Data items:
********

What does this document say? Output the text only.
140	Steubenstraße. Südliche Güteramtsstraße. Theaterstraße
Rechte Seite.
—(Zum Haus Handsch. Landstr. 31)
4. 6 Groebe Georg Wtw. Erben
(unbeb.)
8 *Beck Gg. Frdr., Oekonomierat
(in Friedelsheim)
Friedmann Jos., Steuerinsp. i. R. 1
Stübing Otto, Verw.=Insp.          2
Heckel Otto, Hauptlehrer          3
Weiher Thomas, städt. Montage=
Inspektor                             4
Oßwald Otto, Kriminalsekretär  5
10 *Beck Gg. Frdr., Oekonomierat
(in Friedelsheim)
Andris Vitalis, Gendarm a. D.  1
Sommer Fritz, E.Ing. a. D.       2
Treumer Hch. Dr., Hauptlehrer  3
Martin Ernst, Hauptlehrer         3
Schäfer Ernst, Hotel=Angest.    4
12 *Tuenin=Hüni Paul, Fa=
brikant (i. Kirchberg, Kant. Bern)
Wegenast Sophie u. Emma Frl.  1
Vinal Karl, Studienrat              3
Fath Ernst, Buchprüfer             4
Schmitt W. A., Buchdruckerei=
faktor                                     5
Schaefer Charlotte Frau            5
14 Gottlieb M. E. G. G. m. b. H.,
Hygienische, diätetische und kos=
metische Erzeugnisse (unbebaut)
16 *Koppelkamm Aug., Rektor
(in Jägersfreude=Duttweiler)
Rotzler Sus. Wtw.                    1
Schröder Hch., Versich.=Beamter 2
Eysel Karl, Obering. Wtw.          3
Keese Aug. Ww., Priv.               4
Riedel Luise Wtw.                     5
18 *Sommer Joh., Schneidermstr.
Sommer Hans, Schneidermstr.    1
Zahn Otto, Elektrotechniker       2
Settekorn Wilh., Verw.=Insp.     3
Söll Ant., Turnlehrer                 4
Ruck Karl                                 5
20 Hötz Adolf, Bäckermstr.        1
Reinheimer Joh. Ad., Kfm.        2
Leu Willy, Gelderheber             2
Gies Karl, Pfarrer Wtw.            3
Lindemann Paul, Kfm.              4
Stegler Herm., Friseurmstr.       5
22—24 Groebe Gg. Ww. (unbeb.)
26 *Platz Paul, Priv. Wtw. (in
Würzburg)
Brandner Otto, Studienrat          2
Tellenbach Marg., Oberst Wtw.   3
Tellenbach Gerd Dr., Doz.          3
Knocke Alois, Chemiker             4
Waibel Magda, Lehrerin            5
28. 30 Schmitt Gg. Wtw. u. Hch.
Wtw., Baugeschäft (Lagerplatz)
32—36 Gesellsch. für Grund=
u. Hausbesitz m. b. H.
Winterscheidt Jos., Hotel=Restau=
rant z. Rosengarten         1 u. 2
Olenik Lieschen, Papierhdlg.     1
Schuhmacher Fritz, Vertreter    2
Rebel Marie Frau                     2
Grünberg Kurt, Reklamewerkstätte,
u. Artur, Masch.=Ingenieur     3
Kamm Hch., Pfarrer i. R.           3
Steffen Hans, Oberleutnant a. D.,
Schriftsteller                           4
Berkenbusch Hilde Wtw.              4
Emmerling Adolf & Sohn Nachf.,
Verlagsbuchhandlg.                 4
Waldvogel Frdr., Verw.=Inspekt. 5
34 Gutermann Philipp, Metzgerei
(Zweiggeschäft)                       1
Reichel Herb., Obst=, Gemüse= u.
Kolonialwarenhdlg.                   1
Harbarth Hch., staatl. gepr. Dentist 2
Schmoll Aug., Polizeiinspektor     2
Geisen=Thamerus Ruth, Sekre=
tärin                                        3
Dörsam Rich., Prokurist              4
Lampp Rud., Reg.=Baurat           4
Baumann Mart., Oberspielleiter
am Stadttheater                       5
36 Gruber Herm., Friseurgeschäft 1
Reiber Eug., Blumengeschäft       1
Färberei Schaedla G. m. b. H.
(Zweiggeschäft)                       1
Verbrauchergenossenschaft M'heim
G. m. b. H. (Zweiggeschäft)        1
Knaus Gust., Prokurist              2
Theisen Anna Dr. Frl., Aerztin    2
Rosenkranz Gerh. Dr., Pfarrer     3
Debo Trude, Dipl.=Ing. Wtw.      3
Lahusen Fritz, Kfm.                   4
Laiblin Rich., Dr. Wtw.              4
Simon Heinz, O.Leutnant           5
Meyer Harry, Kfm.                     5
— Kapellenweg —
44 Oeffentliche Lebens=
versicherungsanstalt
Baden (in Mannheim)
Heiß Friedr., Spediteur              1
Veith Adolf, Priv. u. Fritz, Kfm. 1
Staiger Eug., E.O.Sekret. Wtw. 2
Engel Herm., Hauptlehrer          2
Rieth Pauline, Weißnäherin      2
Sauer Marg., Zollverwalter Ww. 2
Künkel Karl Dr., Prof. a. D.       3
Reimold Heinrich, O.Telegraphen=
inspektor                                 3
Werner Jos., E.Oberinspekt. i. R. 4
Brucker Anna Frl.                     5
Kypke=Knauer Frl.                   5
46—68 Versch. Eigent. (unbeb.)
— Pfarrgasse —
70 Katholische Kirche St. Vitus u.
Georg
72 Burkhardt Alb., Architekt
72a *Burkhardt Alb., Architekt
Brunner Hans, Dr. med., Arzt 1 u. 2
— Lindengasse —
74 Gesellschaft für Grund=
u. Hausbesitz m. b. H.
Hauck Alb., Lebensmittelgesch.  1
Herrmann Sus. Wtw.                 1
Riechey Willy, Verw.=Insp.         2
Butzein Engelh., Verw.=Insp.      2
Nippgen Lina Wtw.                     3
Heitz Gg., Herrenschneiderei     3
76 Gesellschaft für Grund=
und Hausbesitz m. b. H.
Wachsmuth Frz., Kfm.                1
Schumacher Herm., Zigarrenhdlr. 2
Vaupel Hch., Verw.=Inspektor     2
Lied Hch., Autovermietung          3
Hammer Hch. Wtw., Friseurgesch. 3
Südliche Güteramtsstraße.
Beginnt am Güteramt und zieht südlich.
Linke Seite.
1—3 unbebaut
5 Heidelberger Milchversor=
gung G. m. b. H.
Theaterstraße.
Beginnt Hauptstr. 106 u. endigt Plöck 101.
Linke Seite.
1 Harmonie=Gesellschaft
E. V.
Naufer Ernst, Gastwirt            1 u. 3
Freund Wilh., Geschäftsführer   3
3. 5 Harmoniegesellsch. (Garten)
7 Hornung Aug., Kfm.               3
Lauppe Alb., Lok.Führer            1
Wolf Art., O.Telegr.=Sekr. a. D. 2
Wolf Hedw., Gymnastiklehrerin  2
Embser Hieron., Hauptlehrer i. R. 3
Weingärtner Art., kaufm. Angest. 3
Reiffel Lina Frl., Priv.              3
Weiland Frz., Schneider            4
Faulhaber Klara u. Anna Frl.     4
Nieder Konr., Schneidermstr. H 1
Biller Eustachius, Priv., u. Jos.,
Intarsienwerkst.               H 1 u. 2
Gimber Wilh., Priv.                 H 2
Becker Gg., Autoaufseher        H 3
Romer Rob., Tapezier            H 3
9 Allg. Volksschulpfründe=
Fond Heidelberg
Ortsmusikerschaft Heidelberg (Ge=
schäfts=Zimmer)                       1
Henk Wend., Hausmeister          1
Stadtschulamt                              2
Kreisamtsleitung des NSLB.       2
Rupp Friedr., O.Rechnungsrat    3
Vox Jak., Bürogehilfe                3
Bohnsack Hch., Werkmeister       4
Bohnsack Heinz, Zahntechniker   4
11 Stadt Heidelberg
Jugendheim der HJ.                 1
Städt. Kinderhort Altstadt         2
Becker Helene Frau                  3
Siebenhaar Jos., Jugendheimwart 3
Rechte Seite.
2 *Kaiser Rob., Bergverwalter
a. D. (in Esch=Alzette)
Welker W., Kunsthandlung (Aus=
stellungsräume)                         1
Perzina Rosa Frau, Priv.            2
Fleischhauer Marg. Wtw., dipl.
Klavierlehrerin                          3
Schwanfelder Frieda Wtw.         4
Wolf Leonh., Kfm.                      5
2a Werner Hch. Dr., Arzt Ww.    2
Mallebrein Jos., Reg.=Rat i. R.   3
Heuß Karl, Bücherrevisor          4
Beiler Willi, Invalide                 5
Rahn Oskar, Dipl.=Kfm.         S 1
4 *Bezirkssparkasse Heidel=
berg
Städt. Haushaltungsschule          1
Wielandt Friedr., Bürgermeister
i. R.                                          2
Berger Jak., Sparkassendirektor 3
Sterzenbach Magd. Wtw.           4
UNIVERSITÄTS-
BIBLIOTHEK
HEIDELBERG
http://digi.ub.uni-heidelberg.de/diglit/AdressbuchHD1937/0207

********

__Problem requirements__: Return all lines containing "Fritz".

__Complete answer__:
Sommer Fritz, E.Ing. a. D.       2
Schuhmacher Fritz, Vertreter    2
Lahusen Fritz, Kfm.                   4
Veith Adolf, Priv. u. Fritz, Kfm. 1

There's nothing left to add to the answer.